>> BEGIN Excerpted data

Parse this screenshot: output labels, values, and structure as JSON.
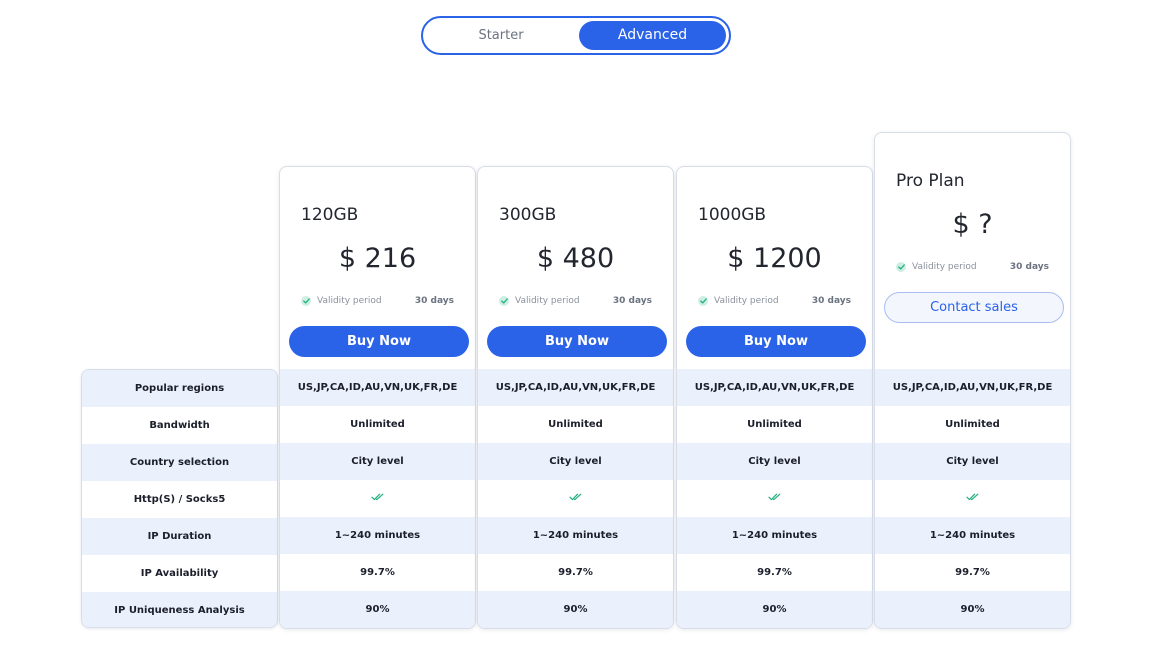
{
  "toggle": {
    "starter": "Starter",
    "advanced": "Advanced",
    "active": "advanced"
  },
  "features": [
    "Popular regions",
    "Bandwidth",
    "Country selection",
    "Http(S) / Socks5",
    "IP Duration",
    "IP Availability",
    "IP Uniqueness Analysis"
  ],
  "plans": [
    {
      "name": "120GB",
      "price": "$ 216",
      "validity_label": "Validity period",
      "validity_value": "30 days",
      "button": "Buy Now",
      "values": [
        "US,JP,CA,ID,AU,VN,UK,FR,DE",
        "Unlimited",
        "City level",
        "check",
        "1~240 minutes",
        "99.7%",
        "90%"
      ]
    },
    {
      "name": "300GB",
      "price": "$ 480",
      "validity_label": "Validity period",
      "validity_value": "30 days",
      "button": "Buy Now",
      "values": [
        "US,JP,CA,ID,AU,VN,UK,FR,DE",
        "Unlimited",
        "City level",
        "check",
        "1~240 minutes",
        "99.7%",
        "90%"
      ]
    },
    {
      "name": "1000GB",
      "price": "$ 1200",
      "validity_label": "Validity period",
      "validity_value": "30 days",
      "button": "Buy Now",
      "values": [
        "US,JP,CA,ID,AU,VN,UK,FR,DE",
        "Unlimited",
        "City level",
        "check",
        "1~240 minutes",
        "99.7%",
        "90%"
      ]
    },
    {
      "name": "Pro Plan",
      "price": "$ ?",
      "validity_label": "Validity period",
      "validity_value": "30 days",
      "button": "Contact sales",
      "values": [
        "US,JP,CA,ID,AU,VN,UK,FR,DE",
        "Unlimited",
        "City level",
        "check",
        "1~240 minutes",
        "99.7%",
        "90%"
      ]
    }
  ],
  "colors": {
    "accent": "#2a62e8",
    "row_alt": "#eaf1fd",
    "check": "#22b07d"
  }
}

>> END Excerpted data

» Instructions for the task:
Write out all the entries again, word for word, and print no images.

» Solution to this task:
Parse this screenshot: output labels, values, and structure as JSON.
{
  "toggle": {
    "starter": "Starter",
    "advanced": "Advanced",
    "active": "advanced"
  },
  "features": [
    "Popular regions",
    "Bandwidth",
    "Country selection",
    "Http(S) / Socks5",
    "IP Duration",
    "IP Availability",
    "IP Uniqueness Analysis"
  ],
  "plans": [
    {
      "name": "120GB",
      "price": "$ 216",
      "validity_label": "Validity period",
      "validity_value": "30 days",
      "button": "Buy Now",
      "values": [
        "US,JP,CA,ID,AU,VN,UK,FR,DE",
        "Unlimited",
        "City level",
        "check",
        "1~240 minutes",
        "99.7%",
        "90%"
      ]
    },
    {
      "name": "300GB",
      "price": "$ 480",
      "validity_label": "Validity period",
      "validity_value": "30 days",
      "button": "Buy Now",
      "values": [
        "US,JP,CA,ID,AU,VN,UK,FR,DE",
        "Unlimited",
        "City level",
        "check",
        "1~240 minutes",
        "99.7%",
        "90%"
      ]
    },
    {
      "name": "1000GB",
      "price": "$ 1200",
      "validity_label": "Validity period",
      "validity_value": "30 days",
      "button": "Buy Now",
      "values": [
        "US,JP,CA,ID,AU,VN,UK,FR,DE",
        "Unlimited",
        "City level",
        "check",
        "1~240 minutes",
        "99.7%",
        "90%"
      ]
    },
    {
      "name": "Pro Plan",
      "price": "$ ?",
      "validity_label": "Validity period",
      "validity_value": "30 days",
      "button": "Contact sales",
      "values": [
        "US,JP,CA,ID,AU,VN,UK,FR,DE",
        "Unlimited",
        "City level",
        "check",
        "1~240 minutes",
        "99.7%",
        "90%"
      ]
    }
  ],
  "colors": {
    "accent": "#2a62e8",
    "row_alt": "#eaf1fd",
    "check": "#22b07d"
  }
}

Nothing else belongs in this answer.